Instructions for the task: Report how many lines in the listing below include the word "штатной". Write nothing besides the number.

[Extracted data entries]

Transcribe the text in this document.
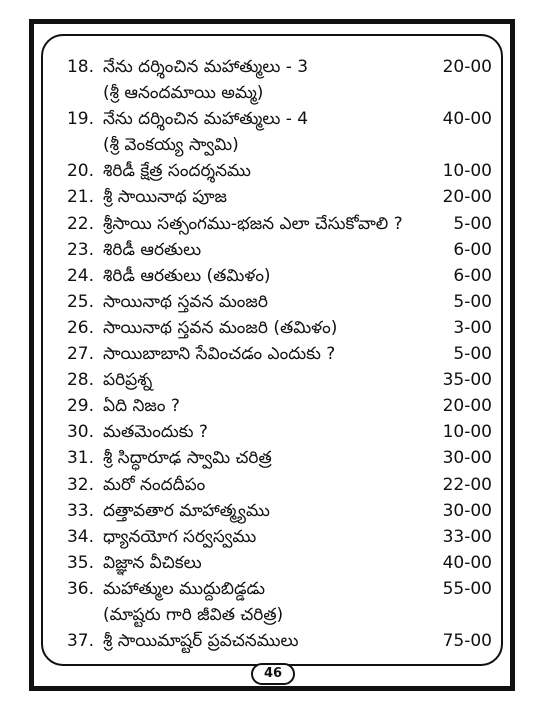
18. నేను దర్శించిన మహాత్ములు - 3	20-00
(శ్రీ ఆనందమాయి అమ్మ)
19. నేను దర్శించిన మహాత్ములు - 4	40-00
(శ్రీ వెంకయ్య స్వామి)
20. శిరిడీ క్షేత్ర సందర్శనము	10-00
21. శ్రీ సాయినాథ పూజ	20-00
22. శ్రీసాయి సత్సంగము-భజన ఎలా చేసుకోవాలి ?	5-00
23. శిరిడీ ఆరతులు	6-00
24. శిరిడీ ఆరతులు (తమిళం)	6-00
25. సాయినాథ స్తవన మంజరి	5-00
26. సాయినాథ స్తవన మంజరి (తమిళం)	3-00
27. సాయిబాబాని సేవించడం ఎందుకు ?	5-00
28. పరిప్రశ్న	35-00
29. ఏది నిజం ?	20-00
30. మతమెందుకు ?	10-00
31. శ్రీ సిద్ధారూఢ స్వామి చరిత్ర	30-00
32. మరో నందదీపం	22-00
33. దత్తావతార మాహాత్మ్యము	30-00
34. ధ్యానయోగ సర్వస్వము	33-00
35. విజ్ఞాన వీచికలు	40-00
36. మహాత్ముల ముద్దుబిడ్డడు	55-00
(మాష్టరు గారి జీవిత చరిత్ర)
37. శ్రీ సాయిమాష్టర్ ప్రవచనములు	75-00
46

* * *

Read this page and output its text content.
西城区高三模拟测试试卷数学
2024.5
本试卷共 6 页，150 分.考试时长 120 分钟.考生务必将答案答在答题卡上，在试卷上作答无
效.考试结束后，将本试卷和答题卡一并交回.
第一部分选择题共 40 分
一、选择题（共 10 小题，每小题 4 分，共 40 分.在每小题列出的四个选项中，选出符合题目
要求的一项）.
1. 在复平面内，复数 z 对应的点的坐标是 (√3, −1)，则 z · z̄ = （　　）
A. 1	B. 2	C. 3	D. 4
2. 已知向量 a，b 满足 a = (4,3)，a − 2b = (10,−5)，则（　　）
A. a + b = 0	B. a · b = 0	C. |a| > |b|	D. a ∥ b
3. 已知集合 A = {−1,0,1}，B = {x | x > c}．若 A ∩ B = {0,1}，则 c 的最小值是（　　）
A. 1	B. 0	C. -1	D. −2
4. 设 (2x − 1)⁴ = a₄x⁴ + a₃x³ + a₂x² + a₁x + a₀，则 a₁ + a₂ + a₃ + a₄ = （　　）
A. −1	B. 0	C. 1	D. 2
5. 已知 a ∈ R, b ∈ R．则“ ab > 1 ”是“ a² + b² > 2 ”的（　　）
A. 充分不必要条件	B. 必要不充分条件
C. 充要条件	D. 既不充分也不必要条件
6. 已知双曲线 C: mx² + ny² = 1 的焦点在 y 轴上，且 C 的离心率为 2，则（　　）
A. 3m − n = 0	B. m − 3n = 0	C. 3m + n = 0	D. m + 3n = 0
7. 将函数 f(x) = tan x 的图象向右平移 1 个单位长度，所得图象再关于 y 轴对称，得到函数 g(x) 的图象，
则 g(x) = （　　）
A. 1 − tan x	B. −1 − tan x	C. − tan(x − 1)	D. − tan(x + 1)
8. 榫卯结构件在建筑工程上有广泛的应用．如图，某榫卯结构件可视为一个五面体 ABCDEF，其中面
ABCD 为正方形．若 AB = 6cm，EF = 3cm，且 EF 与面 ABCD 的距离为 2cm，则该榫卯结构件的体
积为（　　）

...

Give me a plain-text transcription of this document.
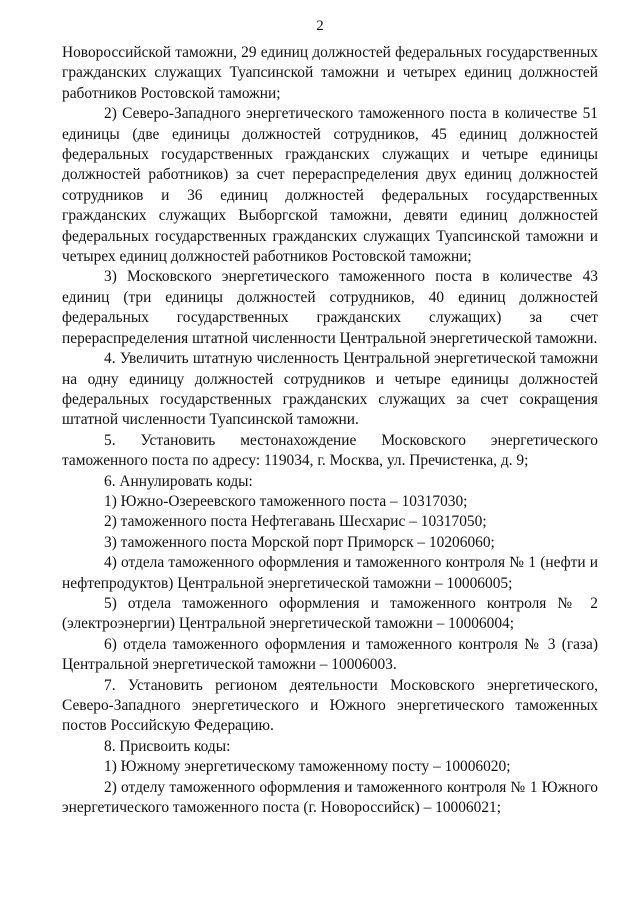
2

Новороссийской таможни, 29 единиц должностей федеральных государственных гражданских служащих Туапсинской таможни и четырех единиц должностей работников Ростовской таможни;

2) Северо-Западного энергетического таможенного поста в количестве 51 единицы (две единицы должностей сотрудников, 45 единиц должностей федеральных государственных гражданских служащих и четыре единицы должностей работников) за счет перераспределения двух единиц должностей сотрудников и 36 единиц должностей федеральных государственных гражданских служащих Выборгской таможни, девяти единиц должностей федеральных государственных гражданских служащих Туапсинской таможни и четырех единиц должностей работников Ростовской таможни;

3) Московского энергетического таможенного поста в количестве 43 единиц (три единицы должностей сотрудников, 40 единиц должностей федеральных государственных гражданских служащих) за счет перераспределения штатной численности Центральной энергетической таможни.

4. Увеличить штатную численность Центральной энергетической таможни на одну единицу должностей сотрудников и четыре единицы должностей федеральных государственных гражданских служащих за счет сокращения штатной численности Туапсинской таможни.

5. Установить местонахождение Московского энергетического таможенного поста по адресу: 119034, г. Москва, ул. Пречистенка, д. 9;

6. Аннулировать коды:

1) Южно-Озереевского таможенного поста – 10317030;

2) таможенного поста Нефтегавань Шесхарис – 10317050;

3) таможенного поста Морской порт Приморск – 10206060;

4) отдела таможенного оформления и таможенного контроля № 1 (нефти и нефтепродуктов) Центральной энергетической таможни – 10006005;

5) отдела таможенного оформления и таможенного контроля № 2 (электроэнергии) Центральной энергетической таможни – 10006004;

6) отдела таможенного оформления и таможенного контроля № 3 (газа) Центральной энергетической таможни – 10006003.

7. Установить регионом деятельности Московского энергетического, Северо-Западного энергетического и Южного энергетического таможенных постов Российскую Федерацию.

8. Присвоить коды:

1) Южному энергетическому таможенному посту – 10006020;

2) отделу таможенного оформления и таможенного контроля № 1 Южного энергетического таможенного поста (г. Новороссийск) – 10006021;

Reply to the exercise: 2